GIVEN TASK: Wherever a line holds the string "Glide", copy that line.

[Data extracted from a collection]

◆ ◆ ◆ ◆

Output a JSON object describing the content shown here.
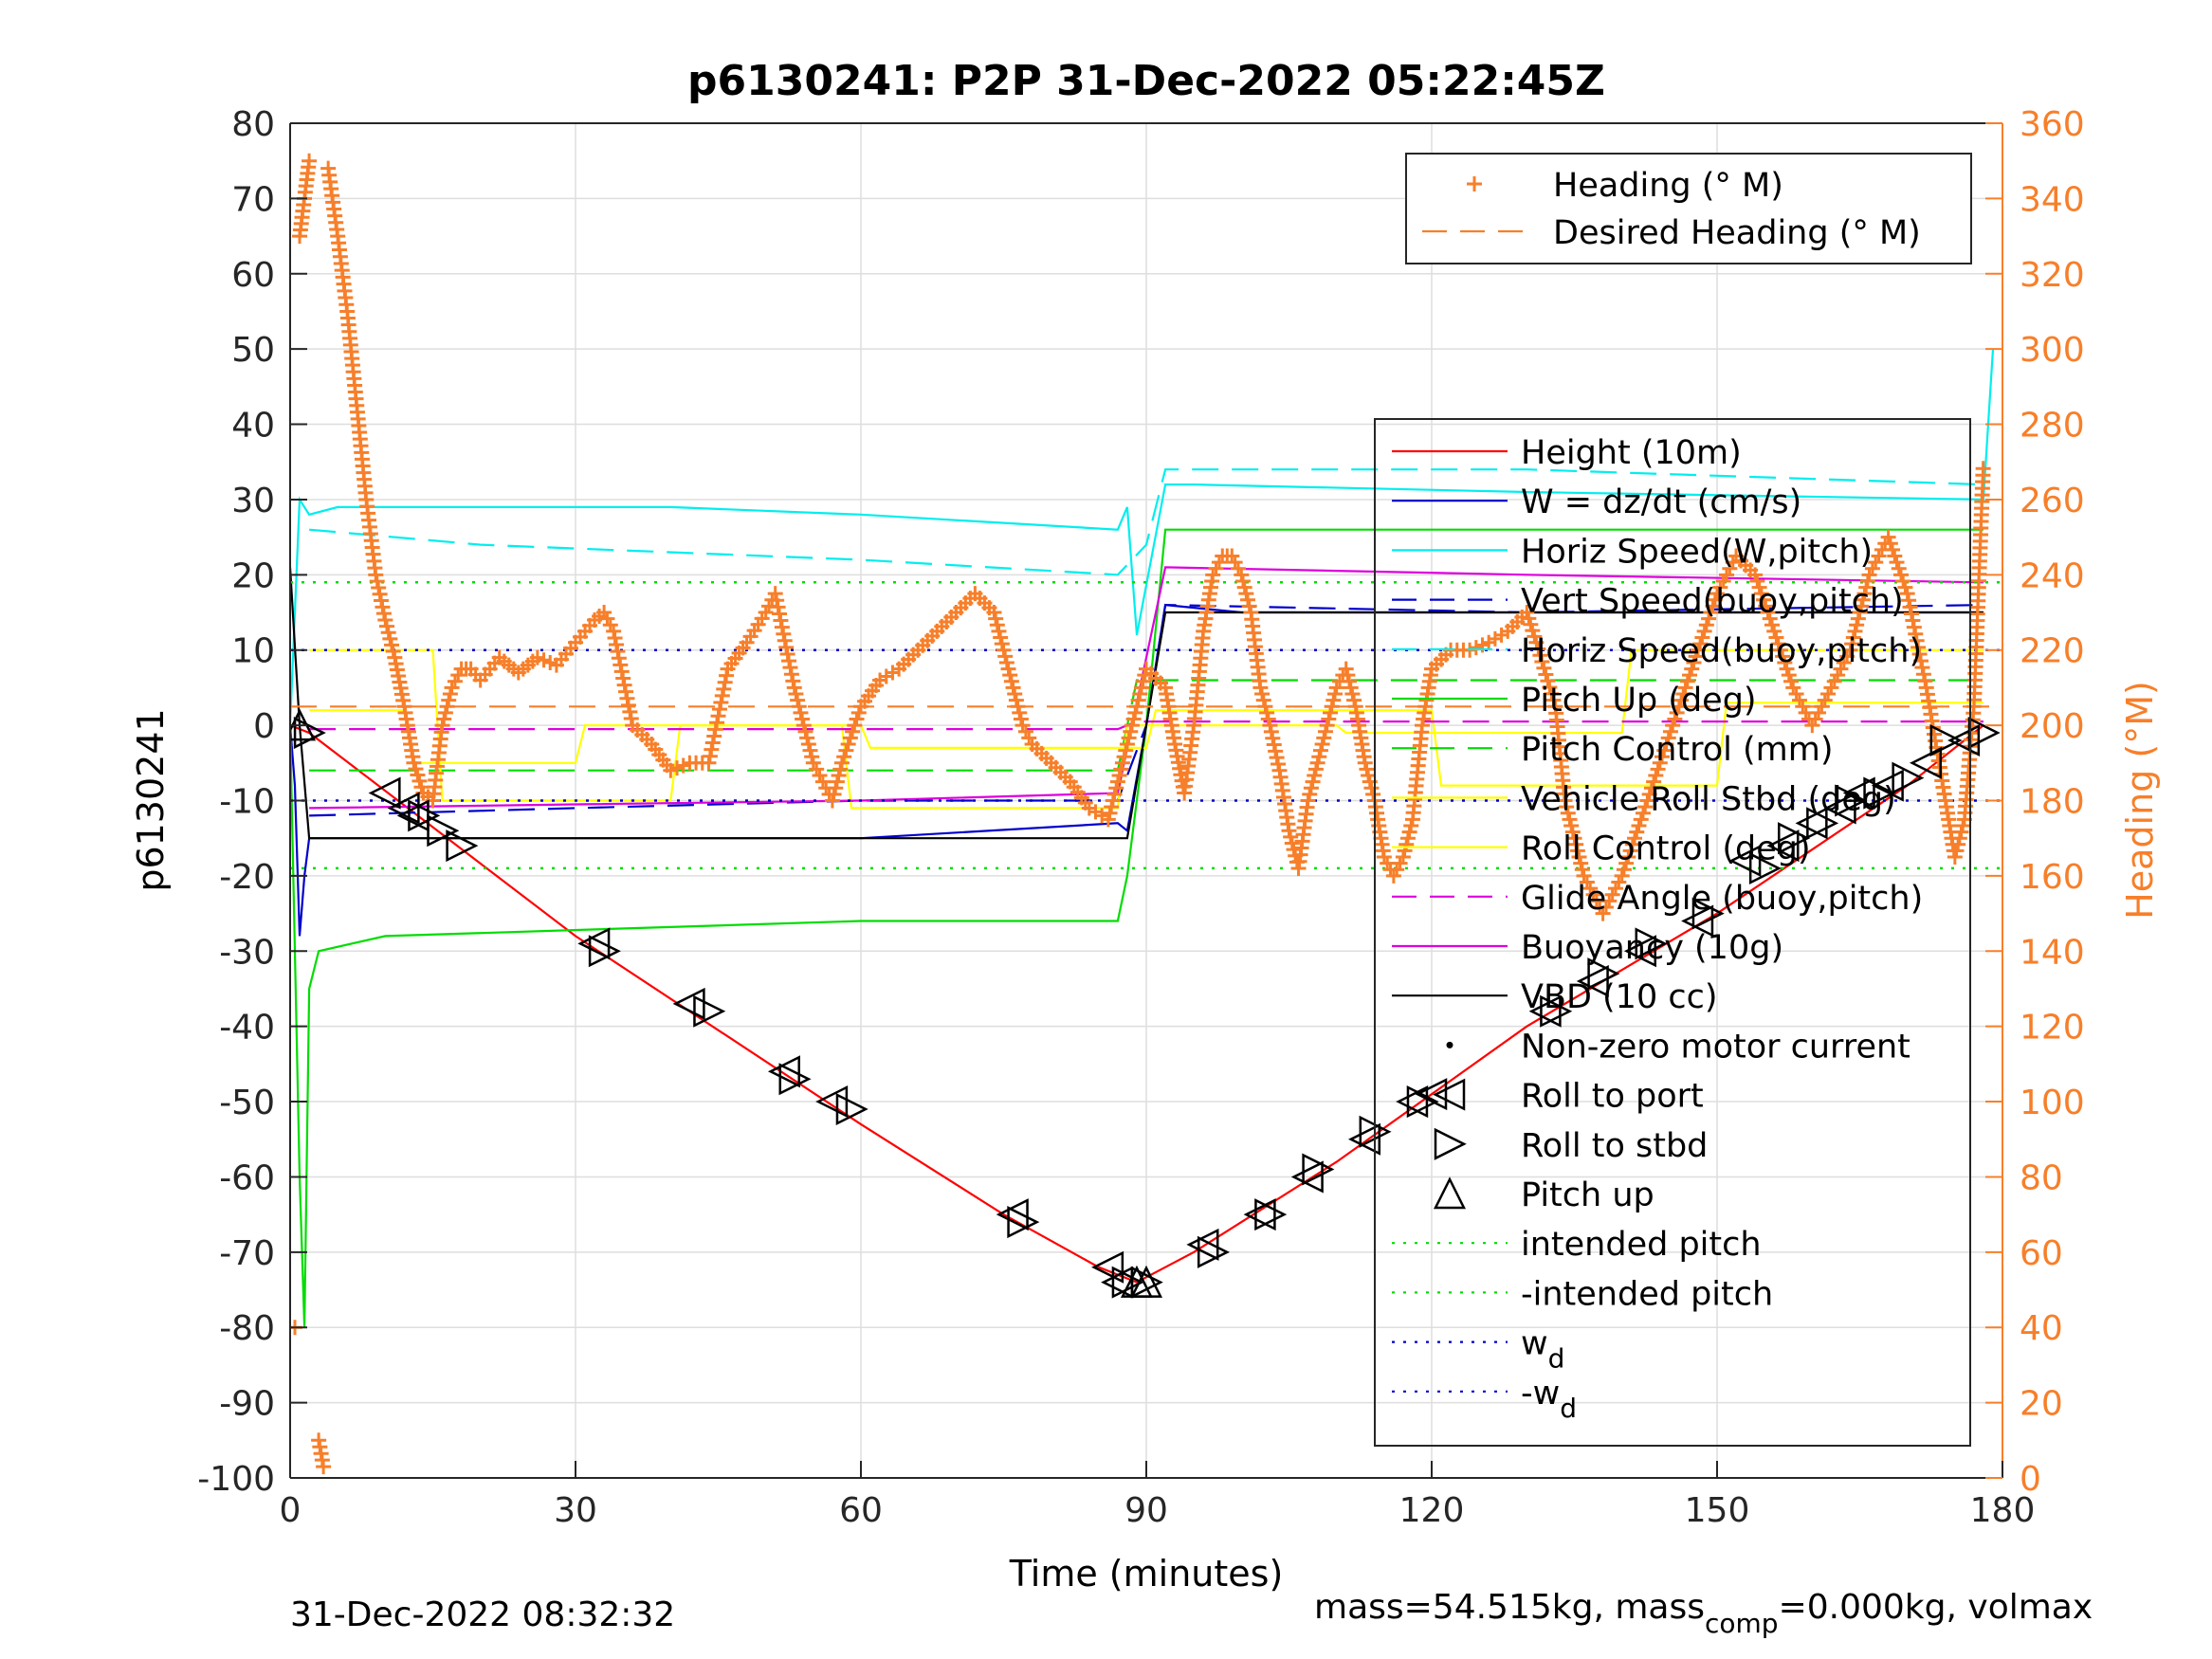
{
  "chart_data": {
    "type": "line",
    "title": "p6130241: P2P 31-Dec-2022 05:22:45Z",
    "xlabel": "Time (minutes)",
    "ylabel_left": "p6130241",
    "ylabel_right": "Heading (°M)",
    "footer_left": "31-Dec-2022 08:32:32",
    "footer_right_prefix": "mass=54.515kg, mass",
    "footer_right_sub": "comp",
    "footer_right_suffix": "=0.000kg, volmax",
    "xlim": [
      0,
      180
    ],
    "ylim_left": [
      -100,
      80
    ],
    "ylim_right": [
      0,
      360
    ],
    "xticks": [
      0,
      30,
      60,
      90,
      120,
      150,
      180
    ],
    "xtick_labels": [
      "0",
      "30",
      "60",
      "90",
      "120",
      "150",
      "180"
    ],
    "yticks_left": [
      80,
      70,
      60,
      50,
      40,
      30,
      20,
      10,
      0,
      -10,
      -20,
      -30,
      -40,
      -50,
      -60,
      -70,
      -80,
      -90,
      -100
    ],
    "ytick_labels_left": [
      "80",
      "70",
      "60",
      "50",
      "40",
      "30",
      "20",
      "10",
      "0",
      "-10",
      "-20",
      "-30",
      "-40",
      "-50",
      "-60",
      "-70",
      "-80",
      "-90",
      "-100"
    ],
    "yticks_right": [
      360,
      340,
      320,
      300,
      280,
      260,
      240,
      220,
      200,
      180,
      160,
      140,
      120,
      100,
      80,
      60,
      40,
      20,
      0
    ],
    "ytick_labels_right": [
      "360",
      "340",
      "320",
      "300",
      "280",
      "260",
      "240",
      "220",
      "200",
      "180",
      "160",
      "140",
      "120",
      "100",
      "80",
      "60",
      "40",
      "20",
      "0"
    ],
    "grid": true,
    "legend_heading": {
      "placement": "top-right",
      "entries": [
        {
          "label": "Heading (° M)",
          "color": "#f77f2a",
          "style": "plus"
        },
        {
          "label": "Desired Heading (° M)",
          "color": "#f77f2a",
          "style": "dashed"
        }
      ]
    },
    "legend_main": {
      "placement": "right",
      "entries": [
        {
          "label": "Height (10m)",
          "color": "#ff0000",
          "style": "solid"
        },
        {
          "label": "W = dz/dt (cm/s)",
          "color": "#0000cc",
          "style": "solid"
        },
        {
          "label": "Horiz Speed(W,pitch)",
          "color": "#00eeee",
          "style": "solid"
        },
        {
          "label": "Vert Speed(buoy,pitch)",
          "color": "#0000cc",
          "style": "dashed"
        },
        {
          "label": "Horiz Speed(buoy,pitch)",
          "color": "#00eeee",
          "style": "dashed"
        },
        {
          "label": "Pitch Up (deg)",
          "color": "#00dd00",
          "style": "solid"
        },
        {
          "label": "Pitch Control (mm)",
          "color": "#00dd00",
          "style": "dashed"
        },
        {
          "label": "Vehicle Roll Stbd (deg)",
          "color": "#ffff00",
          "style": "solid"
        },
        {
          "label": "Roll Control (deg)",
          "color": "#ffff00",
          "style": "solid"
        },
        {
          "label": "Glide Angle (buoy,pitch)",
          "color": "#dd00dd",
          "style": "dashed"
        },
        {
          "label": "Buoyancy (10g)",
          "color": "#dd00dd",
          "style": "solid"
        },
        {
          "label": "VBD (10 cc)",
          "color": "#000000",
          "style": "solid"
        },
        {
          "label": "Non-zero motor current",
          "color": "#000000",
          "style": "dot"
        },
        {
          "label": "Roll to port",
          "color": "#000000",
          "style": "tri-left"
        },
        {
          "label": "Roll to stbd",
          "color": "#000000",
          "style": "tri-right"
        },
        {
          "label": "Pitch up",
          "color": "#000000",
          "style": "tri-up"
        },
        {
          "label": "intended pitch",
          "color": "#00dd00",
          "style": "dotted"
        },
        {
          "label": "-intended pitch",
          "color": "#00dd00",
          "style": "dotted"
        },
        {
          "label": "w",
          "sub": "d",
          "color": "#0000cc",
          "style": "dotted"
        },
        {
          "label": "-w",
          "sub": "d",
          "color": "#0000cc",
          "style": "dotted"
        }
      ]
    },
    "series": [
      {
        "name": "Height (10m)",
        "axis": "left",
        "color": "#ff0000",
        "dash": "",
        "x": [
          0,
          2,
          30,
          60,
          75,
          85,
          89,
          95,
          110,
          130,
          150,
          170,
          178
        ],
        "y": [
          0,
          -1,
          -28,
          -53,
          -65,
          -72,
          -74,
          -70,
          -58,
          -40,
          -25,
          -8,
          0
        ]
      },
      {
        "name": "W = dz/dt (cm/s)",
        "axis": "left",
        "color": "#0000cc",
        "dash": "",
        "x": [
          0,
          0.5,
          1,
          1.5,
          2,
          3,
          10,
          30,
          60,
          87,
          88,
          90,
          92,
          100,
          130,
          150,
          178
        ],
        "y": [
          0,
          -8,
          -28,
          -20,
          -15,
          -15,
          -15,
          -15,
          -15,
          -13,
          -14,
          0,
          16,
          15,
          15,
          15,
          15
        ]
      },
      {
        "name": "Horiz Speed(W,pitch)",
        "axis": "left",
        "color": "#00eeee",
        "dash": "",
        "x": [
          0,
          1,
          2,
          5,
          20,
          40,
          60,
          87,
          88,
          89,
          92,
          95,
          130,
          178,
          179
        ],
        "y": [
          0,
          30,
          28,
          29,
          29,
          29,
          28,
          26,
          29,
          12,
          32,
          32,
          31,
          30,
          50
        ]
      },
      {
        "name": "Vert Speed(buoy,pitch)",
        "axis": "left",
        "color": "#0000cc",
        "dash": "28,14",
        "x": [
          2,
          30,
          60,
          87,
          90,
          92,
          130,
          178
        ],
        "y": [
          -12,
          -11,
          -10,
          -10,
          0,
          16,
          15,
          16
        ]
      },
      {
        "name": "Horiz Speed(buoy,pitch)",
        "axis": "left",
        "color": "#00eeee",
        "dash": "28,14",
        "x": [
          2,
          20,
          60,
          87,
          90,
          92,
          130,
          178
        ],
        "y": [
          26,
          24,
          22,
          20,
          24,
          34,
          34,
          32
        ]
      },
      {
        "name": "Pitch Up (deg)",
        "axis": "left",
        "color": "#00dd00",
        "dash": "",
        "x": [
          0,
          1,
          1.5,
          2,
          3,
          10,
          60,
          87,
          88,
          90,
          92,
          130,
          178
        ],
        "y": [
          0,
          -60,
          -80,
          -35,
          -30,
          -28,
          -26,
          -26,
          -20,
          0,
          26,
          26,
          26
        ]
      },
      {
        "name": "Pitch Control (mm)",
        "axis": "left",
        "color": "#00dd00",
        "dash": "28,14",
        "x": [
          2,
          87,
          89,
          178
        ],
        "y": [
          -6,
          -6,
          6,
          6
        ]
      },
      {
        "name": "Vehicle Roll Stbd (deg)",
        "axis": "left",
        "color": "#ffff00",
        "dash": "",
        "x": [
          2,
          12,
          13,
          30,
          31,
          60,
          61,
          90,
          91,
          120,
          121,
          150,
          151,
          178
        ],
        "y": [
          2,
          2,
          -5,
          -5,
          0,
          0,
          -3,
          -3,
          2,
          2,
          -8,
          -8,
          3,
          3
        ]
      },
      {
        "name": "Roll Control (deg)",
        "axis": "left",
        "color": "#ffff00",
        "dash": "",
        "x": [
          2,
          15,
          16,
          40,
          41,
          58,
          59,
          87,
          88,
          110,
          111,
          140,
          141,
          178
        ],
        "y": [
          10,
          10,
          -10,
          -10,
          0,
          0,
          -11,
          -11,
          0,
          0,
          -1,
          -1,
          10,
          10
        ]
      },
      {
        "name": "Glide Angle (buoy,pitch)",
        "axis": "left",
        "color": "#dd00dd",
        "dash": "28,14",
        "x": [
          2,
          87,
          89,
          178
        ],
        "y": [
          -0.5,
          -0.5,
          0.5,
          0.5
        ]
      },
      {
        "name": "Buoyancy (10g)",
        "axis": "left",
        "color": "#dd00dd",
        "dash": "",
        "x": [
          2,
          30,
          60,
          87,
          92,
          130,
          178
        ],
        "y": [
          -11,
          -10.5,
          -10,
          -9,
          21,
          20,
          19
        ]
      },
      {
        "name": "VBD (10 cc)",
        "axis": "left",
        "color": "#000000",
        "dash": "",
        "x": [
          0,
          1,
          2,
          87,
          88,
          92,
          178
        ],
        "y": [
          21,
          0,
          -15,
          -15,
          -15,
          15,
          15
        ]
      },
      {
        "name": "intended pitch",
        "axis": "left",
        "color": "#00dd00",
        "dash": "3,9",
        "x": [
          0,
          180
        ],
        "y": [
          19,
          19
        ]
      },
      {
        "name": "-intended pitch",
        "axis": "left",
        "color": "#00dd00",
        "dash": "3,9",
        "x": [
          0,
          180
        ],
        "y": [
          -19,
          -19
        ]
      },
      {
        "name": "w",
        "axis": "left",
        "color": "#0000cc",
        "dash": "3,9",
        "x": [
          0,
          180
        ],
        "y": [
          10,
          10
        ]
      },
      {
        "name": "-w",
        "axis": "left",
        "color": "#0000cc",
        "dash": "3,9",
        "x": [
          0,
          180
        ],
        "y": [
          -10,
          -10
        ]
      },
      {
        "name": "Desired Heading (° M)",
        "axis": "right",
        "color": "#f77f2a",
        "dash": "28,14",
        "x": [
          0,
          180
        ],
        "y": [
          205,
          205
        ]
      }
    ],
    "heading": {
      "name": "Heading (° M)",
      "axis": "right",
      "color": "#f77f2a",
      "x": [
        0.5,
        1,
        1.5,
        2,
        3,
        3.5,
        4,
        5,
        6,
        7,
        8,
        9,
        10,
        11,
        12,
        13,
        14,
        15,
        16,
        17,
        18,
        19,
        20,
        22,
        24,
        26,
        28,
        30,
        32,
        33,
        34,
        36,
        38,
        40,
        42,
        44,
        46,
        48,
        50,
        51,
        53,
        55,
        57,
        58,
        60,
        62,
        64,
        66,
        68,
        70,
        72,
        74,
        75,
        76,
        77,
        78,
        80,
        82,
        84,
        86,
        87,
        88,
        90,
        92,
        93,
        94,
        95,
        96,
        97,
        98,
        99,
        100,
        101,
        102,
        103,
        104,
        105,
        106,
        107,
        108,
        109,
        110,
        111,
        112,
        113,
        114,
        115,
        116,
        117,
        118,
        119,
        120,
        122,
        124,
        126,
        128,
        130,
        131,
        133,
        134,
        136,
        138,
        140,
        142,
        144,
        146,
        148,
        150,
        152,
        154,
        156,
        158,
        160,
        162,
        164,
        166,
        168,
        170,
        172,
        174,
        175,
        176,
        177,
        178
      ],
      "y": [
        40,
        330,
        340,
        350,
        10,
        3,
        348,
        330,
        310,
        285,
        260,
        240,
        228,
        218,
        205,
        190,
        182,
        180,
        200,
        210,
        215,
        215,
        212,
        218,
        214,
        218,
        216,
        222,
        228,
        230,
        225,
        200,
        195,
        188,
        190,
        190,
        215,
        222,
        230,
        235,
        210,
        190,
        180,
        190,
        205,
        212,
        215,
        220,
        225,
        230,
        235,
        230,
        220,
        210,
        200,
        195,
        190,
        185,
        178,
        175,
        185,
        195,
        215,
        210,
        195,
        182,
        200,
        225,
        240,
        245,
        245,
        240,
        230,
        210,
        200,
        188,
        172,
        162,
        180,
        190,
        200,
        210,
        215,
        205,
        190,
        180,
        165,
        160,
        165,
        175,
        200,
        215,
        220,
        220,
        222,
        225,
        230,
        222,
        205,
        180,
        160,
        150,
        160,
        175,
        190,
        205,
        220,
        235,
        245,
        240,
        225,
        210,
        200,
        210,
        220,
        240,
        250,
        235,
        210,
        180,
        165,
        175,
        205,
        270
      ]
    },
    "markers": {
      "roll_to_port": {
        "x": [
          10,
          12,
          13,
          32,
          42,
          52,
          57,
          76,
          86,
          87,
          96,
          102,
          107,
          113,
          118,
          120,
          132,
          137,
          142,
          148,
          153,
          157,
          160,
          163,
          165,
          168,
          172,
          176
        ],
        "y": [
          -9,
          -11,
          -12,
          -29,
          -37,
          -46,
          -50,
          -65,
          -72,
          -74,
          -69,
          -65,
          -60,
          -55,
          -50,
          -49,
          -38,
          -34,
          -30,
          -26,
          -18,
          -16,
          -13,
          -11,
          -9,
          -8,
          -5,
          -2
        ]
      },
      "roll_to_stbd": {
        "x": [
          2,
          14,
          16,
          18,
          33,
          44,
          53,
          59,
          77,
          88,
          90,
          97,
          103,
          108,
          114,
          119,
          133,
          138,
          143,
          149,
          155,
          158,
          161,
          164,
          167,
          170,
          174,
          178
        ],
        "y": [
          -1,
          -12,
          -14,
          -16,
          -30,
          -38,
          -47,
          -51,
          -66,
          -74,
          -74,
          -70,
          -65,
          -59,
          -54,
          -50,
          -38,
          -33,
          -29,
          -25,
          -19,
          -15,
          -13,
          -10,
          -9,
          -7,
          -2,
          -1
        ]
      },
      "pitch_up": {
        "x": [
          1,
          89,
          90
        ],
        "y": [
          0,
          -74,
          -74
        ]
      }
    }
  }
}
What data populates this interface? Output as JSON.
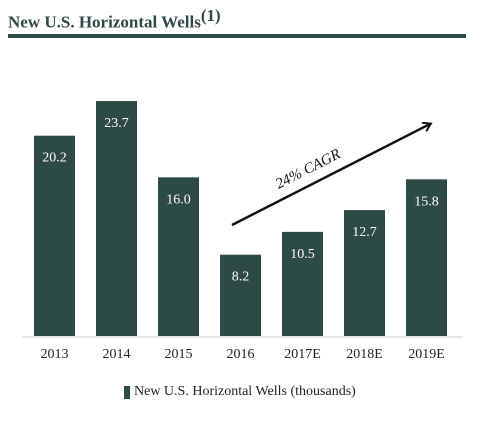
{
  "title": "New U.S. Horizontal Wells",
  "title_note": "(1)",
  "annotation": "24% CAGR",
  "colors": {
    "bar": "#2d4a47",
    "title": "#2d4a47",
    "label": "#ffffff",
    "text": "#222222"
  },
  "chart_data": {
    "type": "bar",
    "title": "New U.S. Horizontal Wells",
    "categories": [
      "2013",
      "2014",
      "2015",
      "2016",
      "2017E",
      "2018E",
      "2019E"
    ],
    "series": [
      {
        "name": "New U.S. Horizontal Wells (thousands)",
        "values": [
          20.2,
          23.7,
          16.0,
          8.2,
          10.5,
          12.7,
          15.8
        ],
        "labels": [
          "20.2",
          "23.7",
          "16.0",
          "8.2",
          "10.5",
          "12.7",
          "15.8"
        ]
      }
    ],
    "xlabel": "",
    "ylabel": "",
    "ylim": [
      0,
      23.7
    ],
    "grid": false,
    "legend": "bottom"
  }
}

◆ ◆ ◆ ◆

REPLY TO THE EXERCISE:
          "label": "Glide Angle (buoy,pitch)",
        "name": "Glide Angle (buoy,pitch)",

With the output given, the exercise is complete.